* Problem *
Write out all the material exactly. Leave nothing out.

* Records for this exercise *

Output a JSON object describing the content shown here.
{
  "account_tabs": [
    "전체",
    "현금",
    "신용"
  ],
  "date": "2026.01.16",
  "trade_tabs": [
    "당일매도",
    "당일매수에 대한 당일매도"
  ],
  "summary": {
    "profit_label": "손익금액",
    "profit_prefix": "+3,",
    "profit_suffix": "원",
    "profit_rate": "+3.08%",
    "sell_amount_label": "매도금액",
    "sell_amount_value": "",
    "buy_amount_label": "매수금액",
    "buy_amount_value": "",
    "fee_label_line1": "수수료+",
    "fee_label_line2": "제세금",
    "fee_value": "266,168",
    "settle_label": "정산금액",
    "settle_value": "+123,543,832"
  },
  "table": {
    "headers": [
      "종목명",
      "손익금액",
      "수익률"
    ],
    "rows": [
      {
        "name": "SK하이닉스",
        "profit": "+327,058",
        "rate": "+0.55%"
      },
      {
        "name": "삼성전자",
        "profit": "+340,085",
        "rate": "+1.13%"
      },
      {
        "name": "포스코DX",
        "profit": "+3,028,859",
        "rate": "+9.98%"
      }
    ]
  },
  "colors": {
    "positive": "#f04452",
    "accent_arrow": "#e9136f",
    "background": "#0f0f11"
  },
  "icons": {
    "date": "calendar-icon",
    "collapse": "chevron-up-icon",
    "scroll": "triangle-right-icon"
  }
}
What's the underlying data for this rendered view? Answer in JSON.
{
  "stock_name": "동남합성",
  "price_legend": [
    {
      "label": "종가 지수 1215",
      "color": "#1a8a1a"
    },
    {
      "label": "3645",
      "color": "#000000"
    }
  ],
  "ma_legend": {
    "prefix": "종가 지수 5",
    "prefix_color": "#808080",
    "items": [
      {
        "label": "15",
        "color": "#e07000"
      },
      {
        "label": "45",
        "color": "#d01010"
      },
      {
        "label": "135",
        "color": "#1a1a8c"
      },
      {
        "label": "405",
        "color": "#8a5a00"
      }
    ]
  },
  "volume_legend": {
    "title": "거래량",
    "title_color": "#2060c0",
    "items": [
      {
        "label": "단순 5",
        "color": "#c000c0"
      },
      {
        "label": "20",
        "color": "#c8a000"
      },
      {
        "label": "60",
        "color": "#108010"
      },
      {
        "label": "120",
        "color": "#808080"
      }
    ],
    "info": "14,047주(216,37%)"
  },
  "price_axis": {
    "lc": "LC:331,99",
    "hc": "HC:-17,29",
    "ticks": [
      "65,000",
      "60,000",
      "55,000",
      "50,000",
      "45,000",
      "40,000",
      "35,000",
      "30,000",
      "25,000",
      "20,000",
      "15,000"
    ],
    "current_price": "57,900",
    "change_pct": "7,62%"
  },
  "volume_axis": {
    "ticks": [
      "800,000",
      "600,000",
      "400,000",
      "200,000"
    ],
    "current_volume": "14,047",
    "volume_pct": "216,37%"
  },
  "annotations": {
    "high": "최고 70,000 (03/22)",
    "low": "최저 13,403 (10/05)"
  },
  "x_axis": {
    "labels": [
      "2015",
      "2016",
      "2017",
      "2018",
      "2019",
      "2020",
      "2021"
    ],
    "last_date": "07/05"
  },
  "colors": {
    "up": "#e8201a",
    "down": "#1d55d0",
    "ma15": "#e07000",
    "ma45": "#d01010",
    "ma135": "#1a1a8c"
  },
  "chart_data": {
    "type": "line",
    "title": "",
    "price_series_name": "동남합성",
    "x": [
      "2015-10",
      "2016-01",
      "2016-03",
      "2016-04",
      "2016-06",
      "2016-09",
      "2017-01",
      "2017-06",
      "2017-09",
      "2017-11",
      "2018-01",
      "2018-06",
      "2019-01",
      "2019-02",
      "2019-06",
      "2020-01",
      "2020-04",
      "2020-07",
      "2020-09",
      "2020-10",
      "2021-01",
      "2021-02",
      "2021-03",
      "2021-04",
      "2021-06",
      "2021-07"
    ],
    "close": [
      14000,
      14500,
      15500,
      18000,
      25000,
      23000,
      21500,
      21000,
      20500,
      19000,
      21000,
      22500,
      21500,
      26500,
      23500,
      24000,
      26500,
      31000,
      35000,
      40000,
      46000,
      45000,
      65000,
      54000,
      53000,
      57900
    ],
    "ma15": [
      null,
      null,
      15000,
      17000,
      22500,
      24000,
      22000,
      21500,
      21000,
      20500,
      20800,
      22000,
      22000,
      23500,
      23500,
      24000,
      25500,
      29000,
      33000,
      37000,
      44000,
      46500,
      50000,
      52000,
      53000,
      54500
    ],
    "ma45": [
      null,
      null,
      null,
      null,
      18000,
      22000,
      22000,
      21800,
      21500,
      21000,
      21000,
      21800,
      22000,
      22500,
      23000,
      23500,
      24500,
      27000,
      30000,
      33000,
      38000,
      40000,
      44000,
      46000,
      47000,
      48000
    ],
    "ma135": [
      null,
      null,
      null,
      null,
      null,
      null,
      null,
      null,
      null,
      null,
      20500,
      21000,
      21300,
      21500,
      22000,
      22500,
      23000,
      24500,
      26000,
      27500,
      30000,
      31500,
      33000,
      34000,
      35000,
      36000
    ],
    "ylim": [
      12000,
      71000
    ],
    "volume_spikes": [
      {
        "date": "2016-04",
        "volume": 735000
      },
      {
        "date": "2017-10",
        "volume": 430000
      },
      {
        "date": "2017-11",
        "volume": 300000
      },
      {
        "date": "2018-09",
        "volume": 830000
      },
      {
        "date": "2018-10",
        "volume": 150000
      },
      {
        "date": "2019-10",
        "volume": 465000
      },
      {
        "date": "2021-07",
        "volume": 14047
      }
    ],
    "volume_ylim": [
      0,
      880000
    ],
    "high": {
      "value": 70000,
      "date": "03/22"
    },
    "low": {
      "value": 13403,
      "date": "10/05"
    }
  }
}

* Output for this task *
Output a JSON object describing the content shown here.
{
  "account_tabs": [
    "전체",
    "현금",
    "신용"
  ],
  "date": "2026.01.16",
  "trade_tabs": [
    "당일매도",
    "당일매수에 대한 당일매도"
  ],
  "summary": {
    "profit_label": "손익금액",
    "profit_prefix": "+3,",
    "profit_suffix": "원",
    "profit_rate": "+3.08%",
    "sell_amount_label": "매도금액",
    "sell_amount_value": "",
    "buy_amount_label": "매수금액",
    "buy_amount_value": "",
    "fee_label_line1": "수수료+",
    "fee_label_line2": "제세금",
    "fee_value": "266,168",
    "settle_label": "정산금액",
    "settle_value": "+123,543,832"
  },
  "table": {
    "headers": [
      "종목명",
      "손익금액",
      "수익률"
    ],
    "rows": [
      {
        "name": "SK하이닉스",
        "profit": "+327,058",
        "rate": "+0.55%"
      },
      {
        "name": "삼성전자",
        "profit": "+340,085",
        "rate": "+1.13%"
      },
      {
        "name": "포스코DX",
        "profit": "+3,028,859",
        "rate": "+9.98%"
      }
    ]
  },
  "colors": {
    "positive": "#f04452",
    "accent_arrow": "#e9136f",
    "background": "#0f0f11"
  },
  "icons": {
    "date": "calendar-icon",
    "collapse": "chevron-up-icon",
    "scroll": "triangle-right-icon"
  }
}
What's the underlying data for this rendered view? Answer in JSON.
{
  "stock_name": "동남합성",
  "price_legend": [
    {
      "label": "종가 지수 1215",
      "color": "#1a8a1a"
    },
    {
      "label": "3645",
      "color": "#000000"
    }
  ],
  "ma_legend": {
    "prefix": "종가 지수 5",
    "prefix_color": "#808080",
    "items": [
      {
        "label": "15",
        "color": "#e07000"
      },
      {
        "label": "45",
        "color": "#d01010"
      },
      {
        "label": "135",
        "color": "#1a1a8c"
      },
      {
        "label": "405",
        "color": "#8a5a00"
      }
    ]
  },
  "volume_legend": {
    "title": "거래량",
    "title_color": "#2060c0",
    "items": [
      {
        "label": "단순 5",
        "color": "#c000c0"
      },
      {
        "label": "20",
        "color": "#c8a000"
      },
      {
        "label": "60",
        "color": "#108010"
      },
      {
        "label": "120",
        "color": "#808080"
      }
    ],
    "info": "14,047주(216,37%)"
  },
  "price_axis": {
    "lc": "LC:331,99",
    "hc": "HC:-17,29",
    "ticks": [
      "65,000",
      "60,000",
      "55,000",
      "50,000",
      "45,000",
      "40,000",
      "35,000",
      "30,000",
      "25,000",
      "20,000",
      "15,000"
    ],
    "current_price": "57,900",
    "change_pct": "7,62%"
  },
  "volume_axis": {
    "ticks": [
      "800,000",
      "600,000",
      "400,000",
      "200,000"
    ],
    "current_volume": "14,047",
    "volume_pct": "216,37%"
  },
  "annotations": {
    "high": "최고 70,000 (03/22)",
    "low": "최저 13,403 (10/05)"
  },
  "x_axis": {
    "labels": [
      "2015",
      "2016",
      "2017",
      "2018",
      "2019",
      "2020",
      "2021"
    ],
    "last_date": "07/05"
  },
  "colors": {
    "up": "#e8201a",
    "down": "#1d55d0",
    "ma15": "#e07000",
    "ma45": "#d01010",
    "ma135": "#1a1a8c"
  },
  "chart_data": {
    "type": "line",
    "title": "",
    "price_series_name": "동남합성",
    "x": [
      "2015-10",
      "2016-01",
      "2016-03",
      "2016-04",
      "2016-06",
      "2016-09",
      "2017-01",
      "2017-06",
      "2017-09",
      "2017-11",
      "2018-01",
      "2018-06",
      "2019-01",
      "2019-02",
      "2019-06",
      "2020-01",
      "2020-04",
      "2020-07",
      "2020-09",
      "2020-10",
      "2021-01",
      "2021-02",
      "2021-03",
      "2021-04",
      "2021-06",
      "2021-07"
    ],
    "close": [
      14000,
      14500,
      15500,
      18000,
      25000,
      23000,
      21500,
      21000,
      20500,
      19000,
      21000,
      22500,
      21500,
      26500,
      23500,
      24000,
      26500,
      31000,
      35000,
      40000,
      46000,
      45000,
      65000,
      54000,
      53000,
      57900
    ],
    "ma15": [
      null,
      null,
      15000,
      17000,
      22500,
      24000,
      22000,
      21500,
      21000,
      20500,
      20800,
      22000,
      22000,
      23500,
      23500,
      24000,
      25500,
      29000,
      33000,
      37000,
      44000,
      46500,
      50000,
      52000,
      53000,
      54500
    ],
    "ma45": [
      null,
      null,
      null,
      null,
      18000,
      22000,
      22000,
      21800,
      21500,
      21000,
      21000,
      21800,
      22000,
      22500,
      23000,
      23500,
      24500,
      27000,
      30000,
      33000,
      38000,
      40000,
      44000,
      46000,
      47000,
      48000
    ],
    "ma135": [
      null,
      null,
      null,
      null,
      null,
      null,
      null,
      null,
      null,
      null,
      20500,
      21000,
      21300,
      21500,
      22000,
      22500,
      23000,
      24500,
      26000,
      27500,
      30000,
      31500,
      33000,
      34000,
      35000,
      36000
    ],
    "ylim": [
      12000,
      71000
    ],
    "volume_spikes": [
      {
        "date": "2016-04",
        "volume": 735000
      },
      {
        "date": "2017-10",
        "volume": 430000
      },
      {
        "date": "2017-11",
        "volume": 300000
      },
      {
        "date": "2018-09",
        "volume": 830000
      },
      {
        "date": "2018-10",
        "volume": 150000
      },
      {
        "date": "2019-10",
        "volume": 465000
      },
      {
        "date": "2021-07",
        "volume": 14047
      }
    ],
    "volume_ylim": [
      0,
      880000
    ],
    "high": {
      "value": 70000,
      "date": "03/22"
    },
    "low": {
      "value": 13403,
      "date": "10/05"
    }
  }
}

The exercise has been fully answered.